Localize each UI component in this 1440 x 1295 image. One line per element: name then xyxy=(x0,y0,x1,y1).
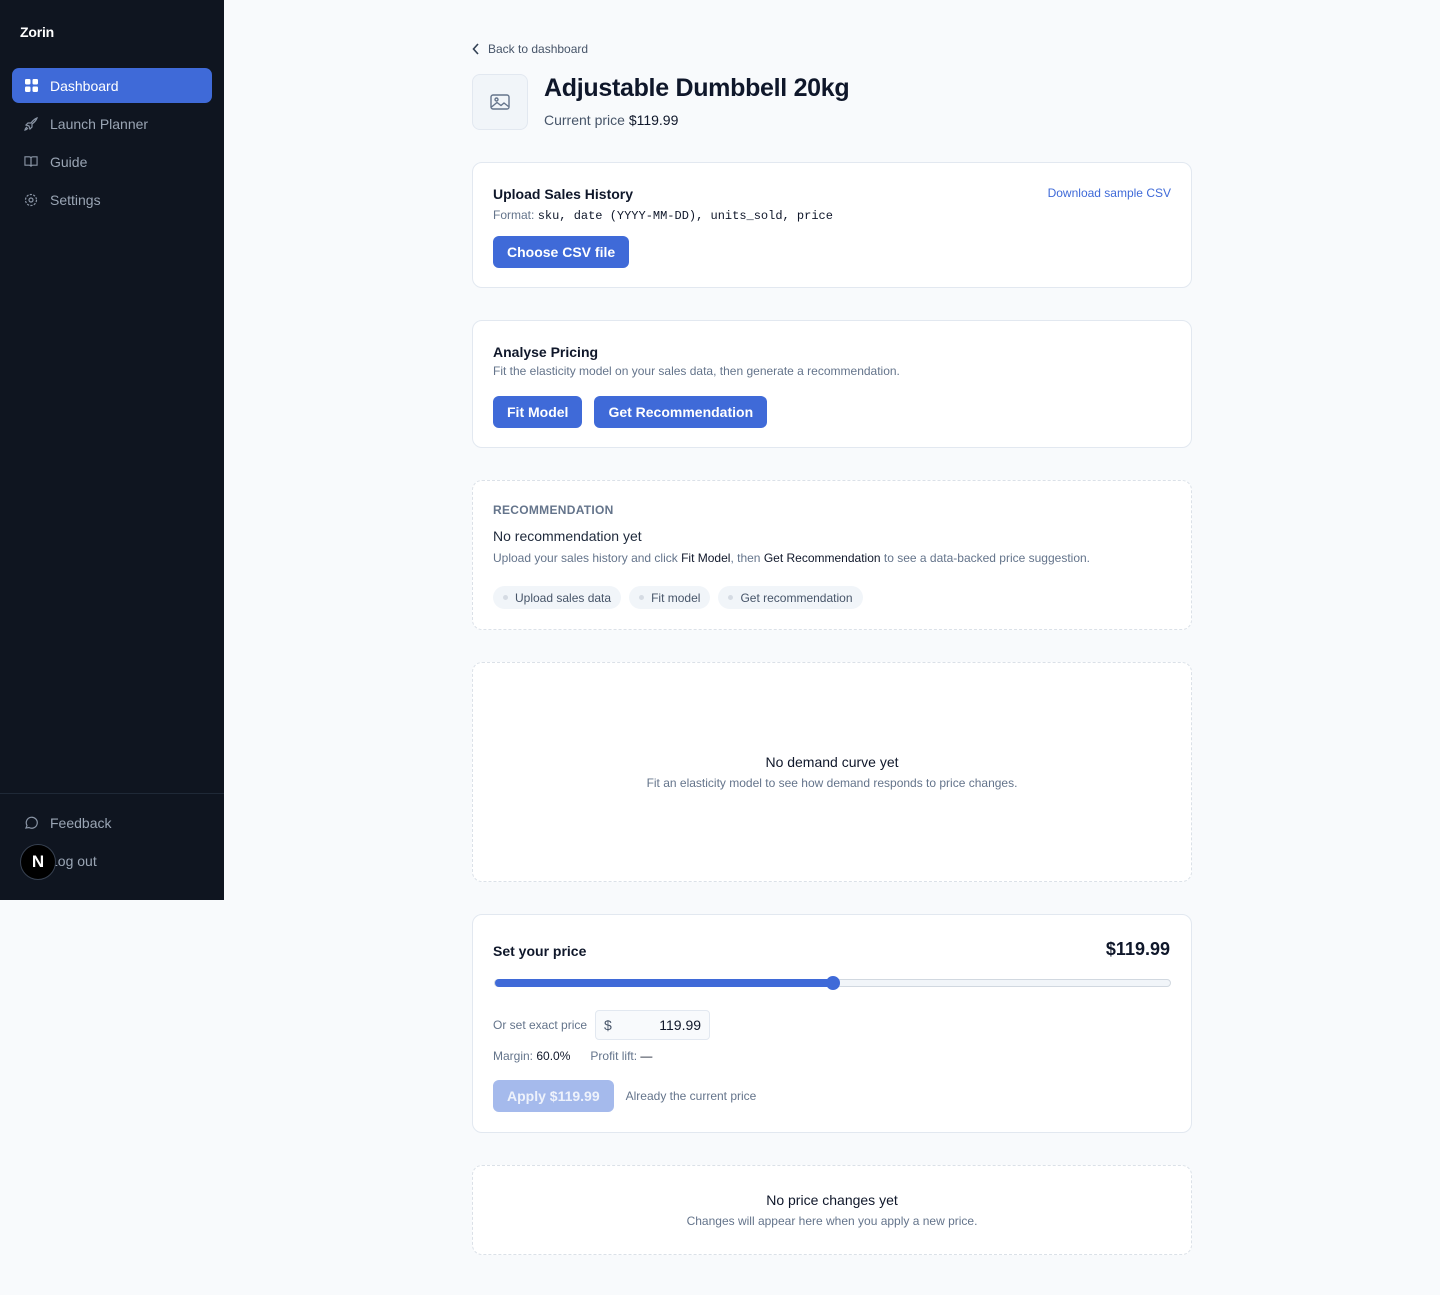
sidebar-item-label: Log out xyxy=(50,852,97,869)
product-thumbnail xyxy=(472,74,528,130)
price-slider[interactable] xyxy=(494,976,1171,990)
step-label: Fit model xyxy=(651,590,701,605)
back-label: Back to dashboard xyxy=(488,42,589,56)
sub-get-recommendation: Get Recommendation xyxy=(763,551,881,565)
sidebar-item-label: Settings xyxy=(50,191,101,208)
format-hint: Format: sku, date (YYYY-MM-DD), units_so… xyxy=(493,208,833,223)
gear-icon xyxy=(24,193,38,207)
sidebar-item-feedback[interactable]: Feedback xyxy=(12,805,212,840)
recommendation-card: RECOMMENDATION No recommendation yet Upl… xyxy=(472,480,1192,630)
sidebar: Zorin Dashboard Launch Planner Guide Set… xyxy=(0,0,224,900)
exact-price-value[interactable]: 119.99 xyxy=(659,1017,701,1033)
step-pill: Get recommendation xyxy=(718,586,863,609)
analyse-buttons: Fit Model Get Recommendation xyxy=(493,396,768,428)
current-price-label: Current price xyxy=(544,112,625,128)
avatar[interactable]: N xyxy=(20,844,56,880)
price-metrics: Margin: 60.0% Profit lift: — xyxy=(493,1049,652,1063)
price-slider-thumb[interactable] xyxy=(825,976,840,990)
step-dot-icon xyxy=(503,595,508,600)
step-pill: Fit model xyxy=(629,586,711,609)
profit-lift-metric: Profit lift: — xyxy=(590,1049,652,1063)
analyse-pricing-card: Analyse Pricing Fit the elasticity model… xyxy=(472,320,1192,448)
sidebar-item-label: Launch Planner xyxy=(50,115,149,132)
sidebar-item-settings[interactable]: Settings xyxy=(12,182,212,217)
demand-curve-subtitle: Fit an elasticity model to see how deman… xyxy=(646,776,1018,790)
sidebar-item-label: Feedback xyxy=(50,814,112,831)
recommendation-label: RECOMMENDATION xyxy=(493,503,614,517)
analyse-description: Fit the elasticity model on your sales d… xyxy=(493,364,900,378)
set-price-title: Set your price xyxy=(493,943,587,959)
recommendation-headline: No recommendation yet xyxy=(493,528,642,544)
apply-note: Already the current price xyxy=(625,1089,757,1103)
price-slider-fill xyxy=(495,979,833,987)
step-label: Upload sales data xyxy=(515,590,612,605)
brand-logo[interactable]: Zorin xyxy=(20,24,54,40)
set-price-value: $119.99 xyxy=(1105,939,1170,959)
step-label: Get recommendation xyxy=(740,590,853,605)
sidebar-item-launch-planner[interactable]: Launch Planner xyxy=(12,106,212,141)
sidebar-item-label: Dashboard xyxy=(50,77,119,94)
grid-icon xyxy=(24,79,38,93)
fit-model-button[interactable]: Fit Model xyxy=(493,396,583,428)
sidebar-item-label: Guide xyxy=(50,153,88,170)
image-placeholder-icon xyxy=(490,94,510,110)
apply-row: Apply $119.99 Already the current price xyxy=(493,1080,756,1112)
sidebar-divider xyxy=(0,793,224,794)
upload-sales-card: Upload Sales History Format: sku, date (… xyxy=(472,162,1192,288)
book-icon xyxy=(24,155,38,169)
price-history-card: No price changes yet Changes will appear… xyxy=(472,1165,1192,1255)
current-price: Current price $119.99 xyxy=(544,112,678,128)
profit-lift-label: Profit lift: xyxy=(590,1049,638,1063)
get-recommendation-button[interactable]: Get Recommendation xyxy=(594,396,768,428)
margin-label: Margin: xyxy=(493,1049,534,1063)
profit-lift-value: — xyxy=(640,1049,653,1063)
sidebar-item-guide[interactable]: Guide xyxy=(12,144,212,179)
step-pill: Upload sales data xyxy=(493,586,622,609)
margin-metric: Margin: 60.0% xyxy=(493,1049,570,1063)
step-dot-icon xyxy=(728,595,734,600)
demand-curve-title: No demand curve yet xyxy=(765,754,899,770)
format-label: Format: xyxy=(493,208,535,222)
sub-fit-model: Fit Model xyxy=(681,551,731,565)
page-title: Adjustable Dumbbell 20kg xyxy=(544,74,850,102)
apply-price-button[interactable]: Apply $119.99 xyxy=(493,1080,614,1112)
current-price-value: $119.99 xyxy=(628,112,679,128)
recommendation-steps: Upload sales data Fit model Get recommen… xyxy=(493,586,863,609)
demand-curve-empty: No demand curve yet Fit an elasticity mo… xyxy=(473,754,1191,790)
sub-text: to see a data-backed price suggestion. xyxy=(880,551,1091,565)
analyse-title: Analyse Pricing xyxy=(493,344,599,360)
upload-title: Upload Sales History xyxy=(493,186,634,202)
price-history-subtitle: Changes will appear here when you apply … xyxy=(686,1214,978,1228)
demand-curve-card: No demand curve yet Fit an elasticity mo… xyxy=(472,662,1192,882)
sidebar-nav: Dashboard Launch Planner Guide Settings xyxy=(12,68,212,220)
price-history-title: No price changes yet xyxy=(766,1192,898,1208)
download-sample-csv-link[interactable]: Download sample CSV xyxy=(1048,186,1171,200)
rocket-icon xyxy=(24,116,38,131)
back-to-dashboard-link[interactable]: Back to dashboard xyxy=(472,42,588,56)
chevron-left-icon xyxy=(472,43,479,55)
margin-value: 60.0% xyxy=(536,1049,571,1063)
recommendation-subtitle: Upload your sales history and click Fit … xyxy=(493,551,1090,565)
sub-text: Upload your sales history and click xyxy=(493,551,682,565)
sidebar-item-dashboard[interactable]: Dashboard xyxy=(12,68,212,103)
exact-price-input[interactable]: $ 119.99 xyxy=(595,1010,711,1040)
exact-price-row: Or set exact price $ 119.99 xyxy=(493,1010,711,1040)
set-price-card: Set your price $119.99 Or set exact pric… xyxy=(472,914,1192,1133)
exact-price-label: Or set exact price xyxy=(493,1018,588,1032)
currency-symbol: $ xyxy=(604,1017,612,1033)
sub-text: , then xyxy=(730,551,764,565)
price-history-empty: No price changes yet Changes will appear… xyxy=(473,1192,1191,1228)
choose-csv-button[interactable]: Choose CSV file xyxy=(493,236,630,268)
step-dot-icon xyxy=(639,595,645,600)
chat-bubble-icon xyxy=(24,816,38,830)
format-value: sku, date (YYYY-MM-DD), units_sold, pric… xyxy=(537,209,833,223)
● ● ● ●
*Exercise goal*
Print all of the lines above exactly as they appear, without the pictures.

*Output for this task*
Localize each UI component in this 1440 x 1295 image. One line per element: name then xyxy=(x0,y0,x1,y1).
sidebar-item-label: Log out xyxy=(50,852,97,869)
product-thumbnail xyxy=(472,74,528,130)
price-slider[interactable] xyxy=(494,976,1171,990)
step-label: Fit model xyxy=(651,590,701,605)
back-label: Back to dashboard xyxy=(488,42,589,56)
sub-get-recommendation: Get Recommendation xyxy=(763,551,881,565)
sidebar-item-label: Settings xyxy=(50,191,101,208)
format-hint: Format: sku, date (YYYY-MM-DD), units_so… xyxy=(493,208,833,223)
gear-icon xyxy=(24,193,38,207)
sidebar-item-feedback[interactable]: Feedback xyxy=(12,805,212,840)
recommendation-card: RECOMMENDATION No recommendation yet Upl… xyxy=(472,480,1192,630)
sidebar: Zorin Dashboard Launch Planner Guide Set… xyxy=(0,0,224,900)
exact-price-value[interactable]: 119.99 xyxy=(659,1017,701,1033)
step-pill: Get recommendation xyxy=(718,586,863,609)
analyse-buttons: Fit Model Get Recommendation xyxy=(493,396,768,428)
current-price-label: Current price xyxy=(544,112,625,128)
avatar[interactable]: N xyxy=(20,844,56,880)
price-metrics: Margin: 60.0% Profit lift: — xyxy=(493,1049,652,1063)
price-slider-thumb[interactable] xyxy=(825,976,840,990)
step-dot-icon xyxy=(503,595,508,600)
step-pill: Fit model xyxy=(629,586,711,609)
profit-lift-metric: Profit lift: — xyxy=(590,1049,652,1063)
analyse-pricing-card: Analyse Pricing Fit the elasticity model… xyxy=(472,320,1192,448)
sidebar-item-label: Launch Planner xyxy=(50,115,149,132)
sidebar-item-settings[interactable]: Settings xyxy=(12,182,212,217)
demand-curve-subtitle: Fit an elasticity model to see how deman… xyxy=(646,776,1018,790)
sidebar-item-label: Feedback xyxy=(50,814,112,831)
recommendation-label: RECOMMENDATION xyxy=(493,503,614,517)
analyse-description: Fit the elasticity model on your sales d… xyxy=(493,364,900,378)
set-price-title: Set your price xyxy=(493,943,587,959)
recommendation-headline: No recommendation yet xyxy=(493,528,642,544)
apply-note: Already the current price xyxy=(625,1089,757,1103)
price-slider-fill xyxy=(495,979,833,987)
step-label: Upload sales data xyxy=(515,590,612,605)
brand-logo[interactable]: Zorin xyxy=(20,24,54,40)
set-price-value: $119.99 xyxy=(1105,939,1170,959)
step-label: Get recommendation xyxy=(740,590,853,605)
sidebar-item-launch-planner[interactable]: Launch Planner xyxy=(12,106,212,141)
sidebar-item-label: Dashboard xyxy=(50,77,119,94)
grid-icon xyxy=(24,79,38,93)
fit-model-button[interactable]: Fit Model xyxy=(493,396,583,428)
sidebar-item-label: Guide xyxy=(50,153,88,170)
image-placeholder-icon xyxy=(490,94,510,110)
apply-row: Apply $119.99 Already the current price xyxy=(493,1080,756,1112)
sidebar-divider xyxy=(0,793,224,794)
upload-sales-card: Upload Sales History Format: sku, date (… xyxy=(472,162,1192,288)
book-icon xyxy=(24,155,38,169)
price-history-card: No price changes yet Changes will appear… xyxy=(472,1165,1192,1255)
current-price: Current price $119.99 xyxy=(544,112,678,128)
profit-lift-label: Profit lift: xyxy=(590,1049,638,1063)
get-recommendation-button[interactable]: Get Recommendation xyxy=(594,396,768,428)
margin-label: Margin: xyxy=(493,1049,534,1063)
profit-lift-value: — xyxy=(640,1049,653,1063)
sidebar-item-guide[interactable]: Guide xyxy=(12,144,212,179)
step-pill: Upload sales data xyxy=(493,586,622,609)
margin-metric: Margin: 60.0% xyxy=(493,1049,570,1063)
step-dot-icon xyxy=(728,595,734,600)
demand-curve-title: No demand curve yet xyxy=(765,754,899,770)
format-label: Format: xyxy=(493,208,535,222)
sub-fit-model: Fit Model xyxy=(681,551,731,565)
page-title: Adjustable Dumbbell 20kg xyxy=(544,74,850,102)
apply-price-button[interactable]: Apply $119.99 xyxy=(493,1080,614,1112)
current-price-value: $119.99 xyxy=(628,112,679,128)
recommendation-steps: Upload sales data Fit model Get recommen… xyxy=(493,586,863,609)
demand-curve-empty: No demand curve yet Fit an elasticity mo… xyxy=(473,754,1191,790)
sub-text: to see a data-backed price suggestion. xyxy=(880,551,1091,565)
analyse-title: Analyse Pricing xyxy=(493,344,599,360)
upload-title: Upload Sales History xyxy=(493,186,634,202)
price-history-subtitle: Changes will appear here when you apply … xyxy=(686,1214,978,1228)
demand-curve-card: No demand curve yet Fit an elasticity mo… xyxy=(472,662,1192,882)
sidebar-nav: Dashboard Launch Planner Guide Settings xyxy=(12,68,212,220)
price-history-title: No price changes yet xyxy=(766,1192,898,1208)
download-sample-csv-link[interactable]: Download sample CSV xyxy=(1048,186,1171,200)
rocket-icon xyxy=(24,116,38,131)
back-to-dashboard-link[interactable]: Back to dashboard xyxy=(472,42,588,56)
chevron-left-icon xyxy=(472,43,479,55)
margin-value: 60.0% xyxy=(536,1049,571,1063)
recommendation-subtitle: Upload your sales history and click Fit … xyxy=(493,551,1090,565)
sub-text: Upload your sales history and click xyxy=(493,551,682,565)
sidebar-item-dashboard[interactable]: Dashboard xyxy=(12,68,212,103)
exact-price-input[interactable]: $ 119.99 xyxy=(595,1010,711,1040)
exact-price-row: Or set exact price $ 119.99 xyxy=(493,1010,711,1040)
set-price-card: Set your price $119.99 Or set exact pric… xyxy=(472,914,1192,1133)
exact-price-label: Or set exact price xyxy=(493,1018,588,1032)
currency-symbol: $ xyxy=(604,1017,612,1033)
sub-text: , then xyxy=(730,551,764,565)
price-history-empty: No price changes yet Changes will appear… xyxy=(473,1192,1191,1228)
choose-csv-button[interactable]: Choose CSV file xyxy=(493,236,630,268)
step-dot-icon xyxy=(639,595,645,600)
chat-bubble-icon xyxy=(24,816,38,830)
format-value: sku, date (YYYY-MM-DD), units_sold, pric… xyxy=(537,209,833,223)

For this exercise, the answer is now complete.